Collected data entries:
+ + + + + + +
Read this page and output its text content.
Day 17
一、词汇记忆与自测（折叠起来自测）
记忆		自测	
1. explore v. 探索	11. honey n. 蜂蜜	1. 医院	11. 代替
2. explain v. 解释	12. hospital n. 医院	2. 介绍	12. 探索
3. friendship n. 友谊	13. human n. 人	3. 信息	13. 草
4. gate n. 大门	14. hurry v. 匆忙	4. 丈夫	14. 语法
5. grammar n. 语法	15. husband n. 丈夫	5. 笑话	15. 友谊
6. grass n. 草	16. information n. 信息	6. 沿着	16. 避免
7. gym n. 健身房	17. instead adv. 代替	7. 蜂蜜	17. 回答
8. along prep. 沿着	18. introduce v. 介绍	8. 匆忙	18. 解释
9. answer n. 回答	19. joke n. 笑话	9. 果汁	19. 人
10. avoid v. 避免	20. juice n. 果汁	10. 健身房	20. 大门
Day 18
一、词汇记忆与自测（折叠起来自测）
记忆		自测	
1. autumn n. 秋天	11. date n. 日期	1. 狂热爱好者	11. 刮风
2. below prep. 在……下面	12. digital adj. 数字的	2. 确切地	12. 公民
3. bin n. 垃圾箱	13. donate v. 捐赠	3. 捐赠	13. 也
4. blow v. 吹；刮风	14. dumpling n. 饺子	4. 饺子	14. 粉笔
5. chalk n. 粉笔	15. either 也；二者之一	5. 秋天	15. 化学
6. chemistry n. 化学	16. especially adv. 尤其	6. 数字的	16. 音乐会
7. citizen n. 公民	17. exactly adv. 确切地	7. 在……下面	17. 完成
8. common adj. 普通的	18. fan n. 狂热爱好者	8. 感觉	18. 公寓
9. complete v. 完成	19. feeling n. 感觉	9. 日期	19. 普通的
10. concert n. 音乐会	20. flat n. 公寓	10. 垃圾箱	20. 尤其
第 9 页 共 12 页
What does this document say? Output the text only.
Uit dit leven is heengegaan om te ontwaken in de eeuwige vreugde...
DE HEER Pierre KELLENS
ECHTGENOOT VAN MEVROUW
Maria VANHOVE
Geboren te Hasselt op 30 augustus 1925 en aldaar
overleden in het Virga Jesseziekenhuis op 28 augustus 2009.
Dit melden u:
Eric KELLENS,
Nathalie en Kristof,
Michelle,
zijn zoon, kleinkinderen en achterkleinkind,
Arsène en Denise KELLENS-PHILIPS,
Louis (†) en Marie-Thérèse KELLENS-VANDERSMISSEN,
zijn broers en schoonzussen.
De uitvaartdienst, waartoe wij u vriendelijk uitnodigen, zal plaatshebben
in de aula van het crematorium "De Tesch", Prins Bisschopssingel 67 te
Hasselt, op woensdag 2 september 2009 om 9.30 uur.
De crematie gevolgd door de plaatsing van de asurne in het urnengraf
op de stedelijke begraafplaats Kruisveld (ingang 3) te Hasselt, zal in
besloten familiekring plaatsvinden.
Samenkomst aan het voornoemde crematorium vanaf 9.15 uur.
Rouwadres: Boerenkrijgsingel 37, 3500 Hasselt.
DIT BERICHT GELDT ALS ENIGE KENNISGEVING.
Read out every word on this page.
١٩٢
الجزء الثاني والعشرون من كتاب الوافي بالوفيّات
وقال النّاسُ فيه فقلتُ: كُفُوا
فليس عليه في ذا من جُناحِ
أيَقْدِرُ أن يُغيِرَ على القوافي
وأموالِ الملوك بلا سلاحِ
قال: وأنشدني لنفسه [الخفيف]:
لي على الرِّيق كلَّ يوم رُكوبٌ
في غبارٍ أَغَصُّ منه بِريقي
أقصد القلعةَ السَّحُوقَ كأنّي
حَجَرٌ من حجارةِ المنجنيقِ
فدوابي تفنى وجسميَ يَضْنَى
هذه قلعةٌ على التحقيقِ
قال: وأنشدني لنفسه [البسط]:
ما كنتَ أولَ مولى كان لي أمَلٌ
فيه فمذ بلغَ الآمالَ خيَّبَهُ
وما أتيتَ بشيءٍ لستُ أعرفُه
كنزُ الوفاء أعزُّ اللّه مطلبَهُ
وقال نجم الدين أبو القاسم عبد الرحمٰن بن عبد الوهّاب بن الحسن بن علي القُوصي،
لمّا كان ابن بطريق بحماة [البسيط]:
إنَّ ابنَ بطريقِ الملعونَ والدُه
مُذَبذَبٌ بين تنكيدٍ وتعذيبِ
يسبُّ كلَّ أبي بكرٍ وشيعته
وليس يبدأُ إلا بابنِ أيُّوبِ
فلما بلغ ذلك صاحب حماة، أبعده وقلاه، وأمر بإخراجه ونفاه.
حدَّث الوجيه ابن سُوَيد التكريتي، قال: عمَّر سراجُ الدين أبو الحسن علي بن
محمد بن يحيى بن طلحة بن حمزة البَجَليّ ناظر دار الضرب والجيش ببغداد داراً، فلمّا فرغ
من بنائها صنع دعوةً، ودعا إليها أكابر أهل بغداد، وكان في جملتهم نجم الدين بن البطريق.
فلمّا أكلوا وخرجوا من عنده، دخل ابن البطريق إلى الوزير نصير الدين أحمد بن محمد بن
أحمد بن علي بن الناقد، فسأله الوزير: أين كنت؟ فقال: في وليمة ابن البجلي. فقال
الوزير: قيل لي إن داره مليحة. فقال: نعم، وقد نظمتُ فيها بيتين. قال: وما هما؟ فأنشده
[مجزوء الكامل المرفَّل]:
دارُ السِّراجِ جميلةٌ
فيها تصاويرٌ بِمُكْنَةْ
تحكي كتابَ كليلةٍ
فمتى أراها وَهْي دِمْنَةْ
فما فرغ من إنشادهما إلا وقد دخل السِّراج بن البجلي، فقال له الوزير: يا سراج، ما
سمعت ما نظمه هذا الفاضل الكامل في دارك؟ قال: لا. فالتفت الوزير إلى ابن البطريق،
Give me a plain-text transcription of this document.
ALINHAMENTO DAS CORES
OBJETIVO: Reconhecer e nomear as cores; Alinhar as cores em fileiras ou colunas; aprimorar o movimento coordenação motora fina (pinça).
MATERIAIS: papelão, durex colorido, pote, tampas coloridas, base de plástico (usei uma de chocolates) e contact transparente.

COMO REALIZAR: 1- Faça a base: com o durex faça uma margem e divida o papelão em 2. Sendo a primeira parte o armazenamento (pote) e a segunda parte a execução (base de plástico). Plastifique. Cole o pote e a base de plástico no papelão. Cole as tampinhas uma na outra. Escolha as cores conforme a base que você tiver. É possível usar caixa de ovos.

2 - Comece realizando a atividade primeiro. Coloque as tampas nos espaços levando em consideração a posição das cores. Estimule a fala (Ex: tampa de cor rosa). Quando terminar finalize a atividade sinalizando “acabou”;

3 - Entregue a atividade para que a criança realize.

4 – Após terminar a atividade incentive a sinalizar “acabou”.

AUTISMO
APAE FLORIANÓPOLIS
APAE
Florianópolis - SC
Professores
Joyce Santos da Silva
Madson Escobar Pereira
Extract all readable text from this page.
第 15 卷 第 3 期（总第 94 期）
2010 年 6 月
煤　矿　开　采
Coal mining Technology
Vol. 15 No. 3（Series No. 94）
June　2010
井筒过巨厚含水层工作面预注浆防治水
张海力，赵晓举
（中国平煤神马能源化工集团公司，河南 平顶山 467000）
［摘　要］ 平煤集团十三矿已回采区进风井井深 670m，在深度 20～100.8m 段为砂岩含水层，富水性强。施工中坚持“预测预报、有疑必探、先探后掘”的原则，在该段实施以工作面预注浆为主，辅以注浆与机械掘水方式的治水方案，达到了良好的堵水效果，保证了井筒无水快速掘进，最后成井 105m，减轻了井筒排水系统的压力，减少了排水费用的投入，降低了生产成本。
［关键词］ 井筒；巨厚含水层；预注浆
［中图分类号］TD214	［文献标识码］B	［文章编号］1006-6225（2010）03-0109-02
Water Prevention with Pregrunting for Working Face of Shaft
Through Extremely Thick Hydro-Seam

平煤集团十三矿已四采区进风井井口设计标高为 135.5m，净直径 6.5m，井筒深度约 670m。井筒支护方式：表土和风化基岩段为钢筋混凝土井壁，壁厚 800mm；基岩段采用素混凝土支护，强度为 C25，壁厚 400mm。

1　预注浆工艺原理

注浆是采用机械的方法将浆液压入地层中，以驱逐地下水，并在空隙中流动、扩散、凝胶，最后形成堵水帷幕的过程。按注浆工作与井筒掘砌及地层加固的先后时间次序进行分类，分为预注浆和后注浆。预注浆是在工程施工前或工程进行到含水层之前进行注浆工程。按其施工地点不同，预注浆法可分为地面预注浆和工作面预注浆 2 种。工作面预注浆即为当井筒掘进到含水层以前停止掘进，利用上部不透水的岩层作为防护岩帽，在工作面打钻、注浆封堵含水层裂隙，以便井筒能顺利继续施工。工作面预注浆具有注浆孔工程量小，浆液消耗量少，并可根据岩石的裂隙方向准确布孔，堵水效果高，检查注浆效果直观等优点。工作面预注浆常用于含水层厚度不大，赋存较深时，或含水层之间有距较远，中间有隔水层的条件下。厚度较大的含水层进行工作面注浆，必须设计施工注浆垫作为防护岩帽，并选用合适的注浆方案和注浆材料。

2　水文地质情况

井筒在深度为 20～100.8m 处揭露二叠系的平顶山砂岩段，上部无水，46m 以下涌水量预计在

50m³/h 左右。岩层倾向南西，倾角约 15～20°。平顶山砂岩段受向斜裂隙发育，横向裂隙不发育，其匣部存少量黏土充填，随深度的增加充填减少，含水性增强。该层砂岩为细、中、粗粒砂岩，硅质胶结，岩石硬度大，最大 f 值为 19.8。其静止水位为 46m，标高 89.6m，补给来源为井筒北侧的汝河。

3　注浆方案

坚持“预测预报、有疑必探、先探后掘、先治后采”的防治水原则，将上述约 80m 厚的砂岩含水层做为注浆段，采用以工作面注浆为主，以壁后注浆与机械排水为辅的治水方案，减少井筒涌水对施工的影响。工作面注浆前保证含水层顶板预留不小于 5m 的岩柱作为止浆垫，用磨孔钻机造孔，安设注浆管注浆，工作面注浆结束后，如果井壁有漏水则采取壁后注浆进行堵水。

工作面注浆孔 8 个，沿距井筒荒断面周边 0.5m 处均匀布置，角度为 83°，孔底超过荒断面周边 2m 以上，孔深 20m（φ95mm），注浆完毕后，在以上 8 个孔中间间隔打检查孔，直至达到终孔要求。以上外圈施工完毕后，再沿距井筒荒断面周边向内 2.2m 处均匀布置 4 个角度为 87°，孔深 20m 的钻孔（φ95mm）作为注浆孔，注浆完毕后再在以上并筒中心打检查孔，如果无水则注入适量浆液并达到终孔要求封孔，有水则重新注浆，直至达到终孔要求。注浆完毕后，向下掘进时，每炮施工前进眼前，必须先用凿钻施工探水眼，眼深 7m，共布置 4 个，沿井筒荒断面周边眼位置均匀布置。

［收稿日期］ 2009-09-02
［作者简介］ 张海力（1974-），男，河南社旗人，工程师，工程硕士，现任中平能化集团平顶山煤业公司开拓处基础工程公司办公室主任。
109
+ + + + + + +
Problem statement. Your answer should be a single number: the count of lines in the listing that contain the word "سراج".

Answer to the problem. 2